§ **Data for this task**:

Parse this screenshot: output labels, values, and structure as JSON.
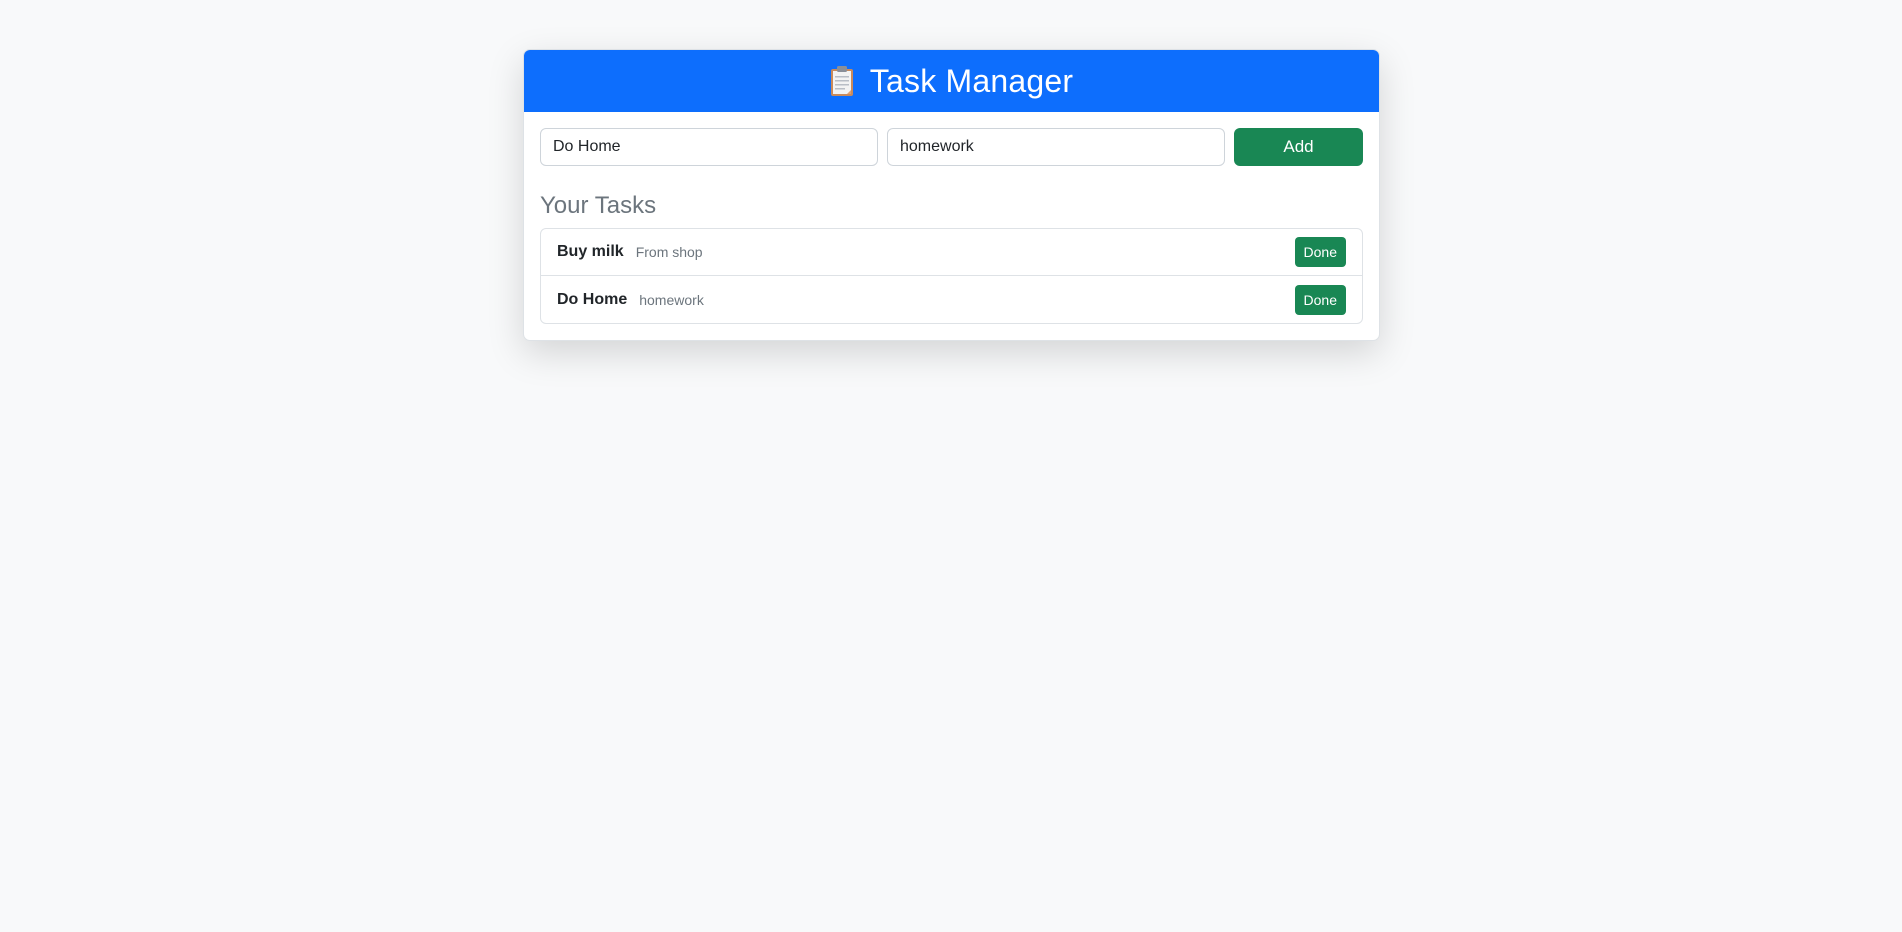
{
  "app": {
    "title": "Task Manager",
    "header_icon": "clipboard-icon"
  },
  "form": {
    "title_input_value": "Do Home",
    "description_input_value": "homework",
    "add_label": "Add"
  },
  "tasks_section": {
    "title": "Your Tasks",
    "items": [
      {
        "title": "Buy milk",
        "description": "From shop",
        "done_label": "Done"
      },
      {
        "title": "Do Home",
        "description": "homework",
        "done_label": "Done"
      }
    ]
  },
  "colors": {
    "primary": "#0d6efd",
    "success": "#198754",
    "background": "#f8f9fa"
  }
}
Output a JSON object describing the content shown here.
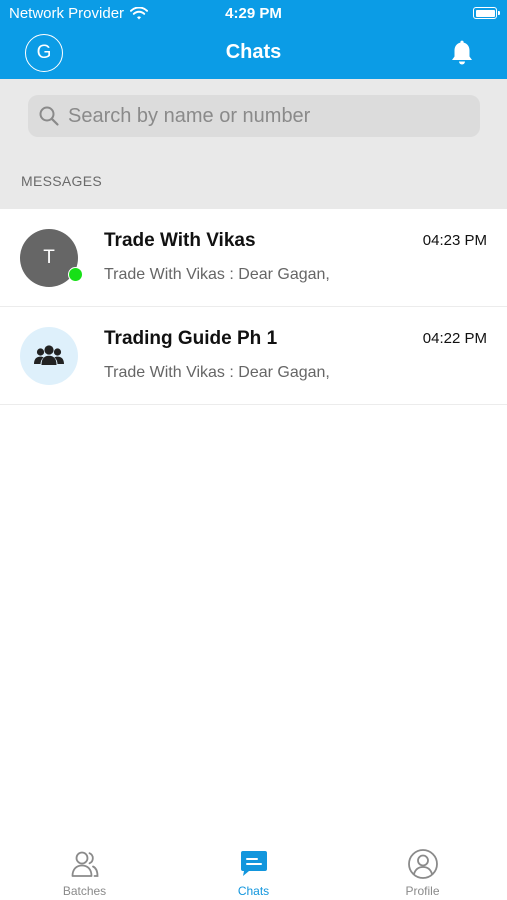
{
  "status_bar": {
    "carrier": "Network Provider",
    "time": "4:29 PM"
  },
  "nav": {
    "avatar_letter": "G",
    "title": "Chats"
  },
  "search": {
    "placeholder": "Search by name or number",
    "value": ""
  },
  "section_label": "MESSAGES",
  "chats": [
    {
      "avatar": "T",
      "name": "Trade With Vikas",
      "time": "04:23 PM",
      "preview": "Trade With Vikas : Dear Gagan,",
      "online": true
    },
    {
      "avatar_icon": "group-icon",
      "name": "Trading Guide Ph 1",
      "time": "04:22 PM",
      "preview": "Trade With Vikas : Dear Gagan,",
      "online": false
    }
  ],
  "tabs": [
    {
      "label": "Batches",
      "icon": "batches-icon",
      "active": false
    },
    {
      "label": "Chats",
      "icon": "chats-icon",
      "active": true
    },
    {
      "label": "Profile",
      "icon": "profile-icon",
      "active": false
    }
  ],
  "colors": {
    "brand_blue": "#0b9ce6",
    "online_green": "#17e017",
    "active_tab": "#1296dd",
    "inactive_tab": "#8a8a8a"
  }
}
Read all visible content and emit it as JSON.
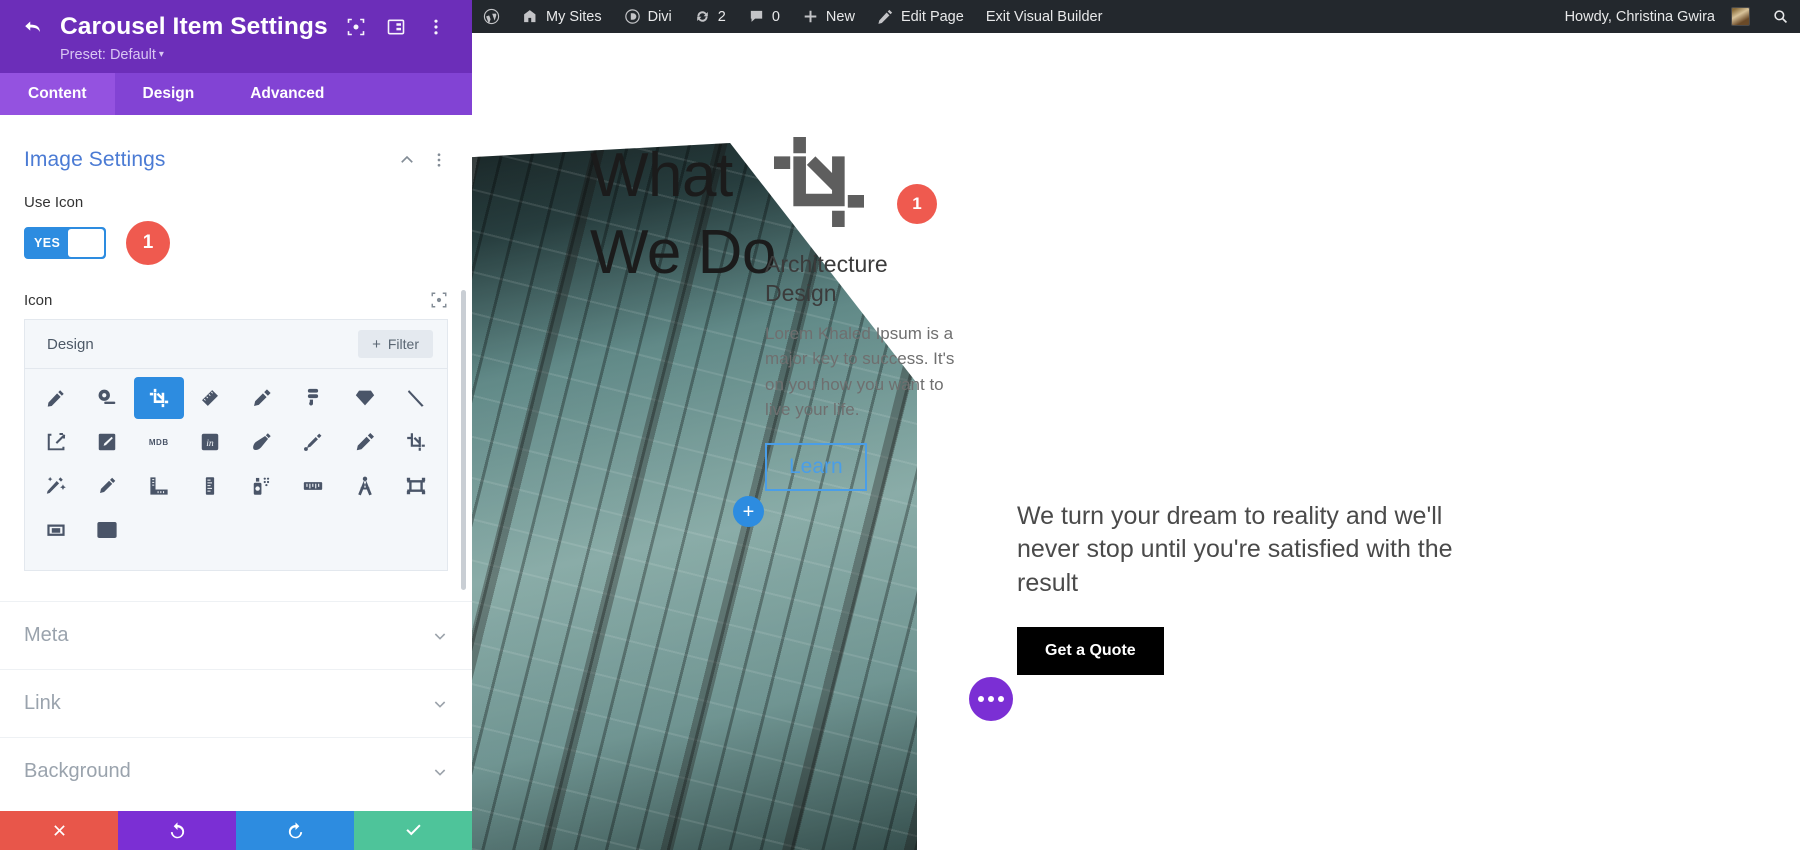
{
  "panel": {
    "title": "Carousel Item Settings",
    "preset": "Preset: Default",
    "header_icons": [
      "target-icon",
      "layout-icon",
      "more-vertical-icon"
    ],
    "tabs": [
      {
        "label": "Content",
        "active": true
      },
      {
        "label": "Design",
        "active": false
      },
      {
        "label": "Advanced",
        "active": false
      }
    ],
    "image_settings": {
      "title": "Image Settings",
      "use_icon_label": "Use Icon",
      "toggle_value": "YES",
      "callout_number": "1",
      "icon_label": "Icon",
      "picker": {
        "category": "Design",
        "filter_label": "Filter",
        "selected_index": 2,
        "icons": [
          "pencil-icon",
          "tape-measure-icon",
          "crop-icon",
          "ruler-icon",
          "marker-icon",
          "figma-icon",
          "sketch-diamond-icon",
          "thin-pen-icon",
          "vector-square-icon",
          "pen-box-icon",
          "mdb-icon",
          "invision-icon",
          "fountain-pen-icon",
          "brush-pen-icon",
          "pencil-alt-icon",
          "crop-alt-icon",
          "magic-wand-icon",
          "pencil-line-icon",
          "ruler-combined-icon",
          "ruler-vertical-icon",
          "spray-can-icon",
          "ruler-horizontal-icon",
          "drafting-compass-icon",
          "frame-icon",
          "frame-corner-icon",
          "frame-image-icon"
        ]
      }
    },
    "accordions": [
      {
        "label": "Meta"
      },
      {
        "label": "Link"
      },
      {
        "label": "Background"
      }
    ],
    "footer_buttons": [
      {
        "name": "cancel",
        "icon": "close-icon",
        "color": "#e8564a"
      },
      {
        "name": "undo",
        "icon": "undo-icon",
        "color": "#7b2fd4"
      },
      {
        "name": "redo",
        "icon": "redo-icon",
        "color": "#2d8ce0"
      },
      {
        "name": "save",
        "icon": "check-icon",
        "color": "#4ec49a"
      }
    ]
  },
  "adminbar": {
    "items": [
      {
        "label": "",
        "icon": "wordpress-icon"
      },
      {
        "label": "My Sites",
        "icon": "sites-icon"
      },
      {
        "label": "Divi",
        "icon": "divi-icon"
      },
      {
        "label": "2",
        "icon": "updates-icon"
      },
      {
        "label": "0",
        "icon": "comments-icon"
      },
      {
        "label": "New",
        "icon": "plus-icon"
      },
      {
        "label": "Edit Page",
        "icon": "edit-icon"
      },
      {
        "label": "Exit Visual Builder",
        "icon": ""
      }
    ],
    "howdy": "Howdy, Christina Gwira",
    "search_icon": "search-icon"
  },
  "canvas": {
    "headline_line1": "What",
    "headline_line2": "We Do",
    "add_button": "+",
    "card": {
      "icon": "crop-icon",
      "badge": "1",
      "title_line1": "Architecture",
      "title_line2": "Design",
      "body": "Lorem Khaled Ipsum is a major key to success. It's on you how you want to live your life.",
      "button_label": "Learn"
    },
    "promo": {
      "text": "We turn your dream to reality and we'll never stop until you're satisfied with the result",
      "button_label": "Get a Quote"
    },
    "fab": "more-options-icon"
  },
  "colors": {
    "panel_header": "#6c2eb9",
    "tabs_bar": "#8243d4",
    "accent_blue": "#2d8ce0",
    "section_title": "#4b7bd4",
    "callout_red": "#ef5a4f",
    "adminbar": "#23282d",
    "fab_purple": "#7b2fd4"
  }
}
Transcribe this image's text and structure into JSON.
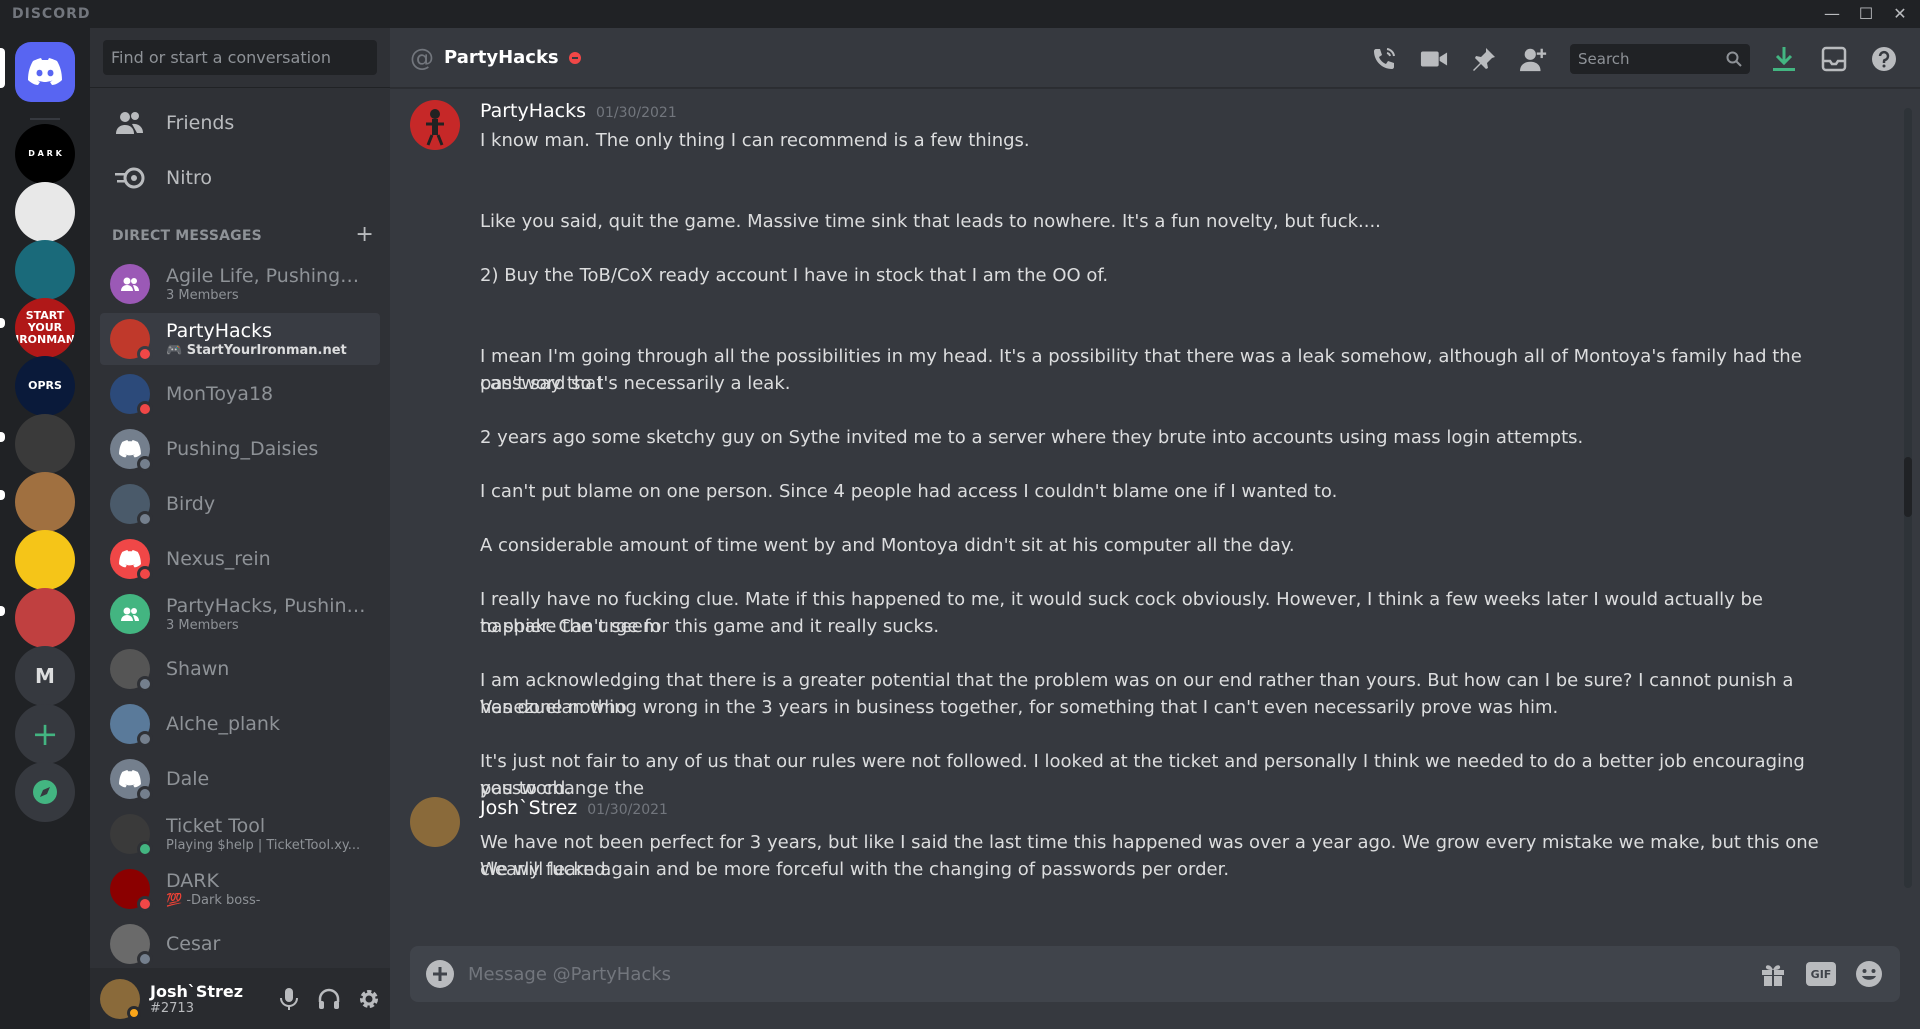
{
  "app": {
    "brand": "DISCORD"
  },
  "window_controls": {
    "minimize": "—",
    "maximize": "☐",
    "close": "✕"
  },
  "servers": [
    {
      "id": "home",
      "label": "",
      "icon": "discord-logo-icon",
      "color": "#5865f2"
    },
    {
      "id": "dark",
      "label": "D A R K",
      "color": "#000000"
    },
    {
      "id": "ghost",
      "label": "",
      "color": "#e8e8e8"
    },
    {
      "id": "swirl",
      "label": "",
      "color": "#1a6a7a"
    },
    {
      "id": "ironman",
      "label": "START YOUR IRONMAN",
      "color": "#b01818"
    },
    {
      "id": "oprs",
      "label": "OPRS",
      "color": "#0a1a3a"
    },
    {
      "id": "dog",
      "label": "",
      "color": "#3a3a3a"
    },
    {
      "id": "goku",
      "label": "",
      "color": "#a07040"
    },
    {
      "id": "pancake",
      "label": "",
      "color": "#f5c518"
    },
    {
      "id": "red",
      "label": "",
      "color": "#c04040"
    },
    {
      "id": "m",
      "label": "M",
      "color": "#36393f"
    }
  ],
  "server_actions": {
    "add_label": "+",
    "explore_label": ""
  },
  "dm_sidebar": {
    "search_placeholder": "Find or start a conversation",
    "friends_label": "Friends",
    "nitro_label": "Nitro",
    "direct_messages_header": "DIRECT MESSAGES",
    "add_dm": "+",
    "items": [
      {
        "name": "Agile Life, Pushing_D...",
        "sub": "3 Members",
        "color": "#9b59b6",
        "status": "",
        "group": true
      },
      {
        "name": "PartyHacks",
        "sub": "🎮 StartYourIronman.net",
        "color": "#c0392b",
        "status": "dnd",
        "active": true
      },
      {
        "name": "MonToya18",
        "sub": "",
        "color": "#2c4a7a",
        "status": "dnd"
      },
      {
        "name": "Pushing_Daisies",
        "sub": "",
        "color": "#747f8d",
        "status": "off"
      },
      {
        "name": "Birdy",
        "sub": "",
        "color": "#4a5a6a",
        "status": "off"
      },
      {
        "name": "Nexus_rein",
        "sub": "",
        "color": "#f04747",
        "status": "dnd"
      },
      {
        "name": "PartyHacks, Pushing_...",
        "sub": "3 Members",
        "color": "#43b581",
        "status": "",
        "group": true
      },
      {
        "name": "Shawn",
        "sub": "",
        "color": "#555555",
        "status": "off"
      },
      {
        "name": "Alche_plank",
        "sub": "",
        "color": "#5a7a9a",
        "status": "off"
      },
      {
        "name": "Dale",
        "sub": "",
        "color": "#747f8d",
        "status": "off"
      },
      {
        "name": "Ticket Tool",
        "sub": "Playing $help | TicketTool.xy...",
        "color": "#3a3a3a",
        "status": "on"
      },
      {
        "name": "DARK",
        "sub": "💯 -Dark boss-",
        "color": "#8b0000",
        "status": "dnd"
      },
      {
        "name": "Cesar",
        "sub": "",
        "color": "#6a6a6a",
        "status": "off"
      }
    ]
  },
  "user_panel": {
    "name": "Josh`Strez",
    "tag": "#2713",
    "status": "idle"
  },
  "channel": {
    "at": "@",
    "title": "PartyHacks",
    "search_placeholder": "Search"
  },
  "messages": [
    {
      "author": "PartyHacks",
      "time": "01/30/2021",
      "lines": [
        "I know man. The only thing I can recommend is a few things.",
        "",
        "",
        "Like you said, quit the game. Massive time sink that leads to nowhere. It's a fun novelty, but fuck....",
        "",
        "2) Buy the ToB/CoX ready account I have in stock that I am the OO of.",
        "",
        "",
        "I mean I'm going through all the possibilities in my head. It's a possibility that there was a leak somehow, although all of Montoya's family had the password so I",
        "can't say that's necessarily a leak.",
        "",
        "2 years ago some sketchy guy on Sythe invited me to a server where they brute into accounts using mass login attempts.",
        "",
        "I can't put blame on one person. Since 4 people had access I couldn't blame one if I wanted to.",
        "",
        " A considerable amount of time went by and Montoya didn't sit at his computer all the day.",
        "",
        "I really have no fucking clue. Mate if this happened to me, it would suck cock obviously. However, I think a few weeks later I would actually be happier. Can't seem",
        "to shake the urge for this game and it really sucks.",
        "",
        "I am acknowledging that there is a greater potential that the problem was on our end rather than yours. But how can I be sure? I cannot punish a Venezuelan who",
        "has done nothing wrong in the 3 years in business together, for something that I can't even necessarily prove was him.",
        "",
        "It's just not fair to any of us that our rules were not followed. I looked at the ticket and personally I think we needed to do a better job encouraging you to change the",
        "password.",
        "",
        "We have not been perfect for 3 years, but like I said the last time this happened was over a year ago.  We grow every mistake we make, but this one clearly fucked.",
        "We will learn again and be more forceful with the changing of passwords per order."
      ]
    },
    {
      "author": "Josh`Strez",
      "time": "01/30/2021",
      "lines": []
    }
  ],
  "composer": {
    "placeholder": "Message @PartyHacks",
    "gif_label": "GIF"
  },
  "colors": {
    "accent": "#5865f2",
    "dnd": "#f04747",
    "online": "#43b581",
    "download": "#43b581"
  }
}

§ **Problem to solve**:
Copy out each line of the records that holds the string "crop".

§ **Answer to this exercise**:
          "crop-icon",
          "crop-alt-icon",
      "icon": "crop-icon",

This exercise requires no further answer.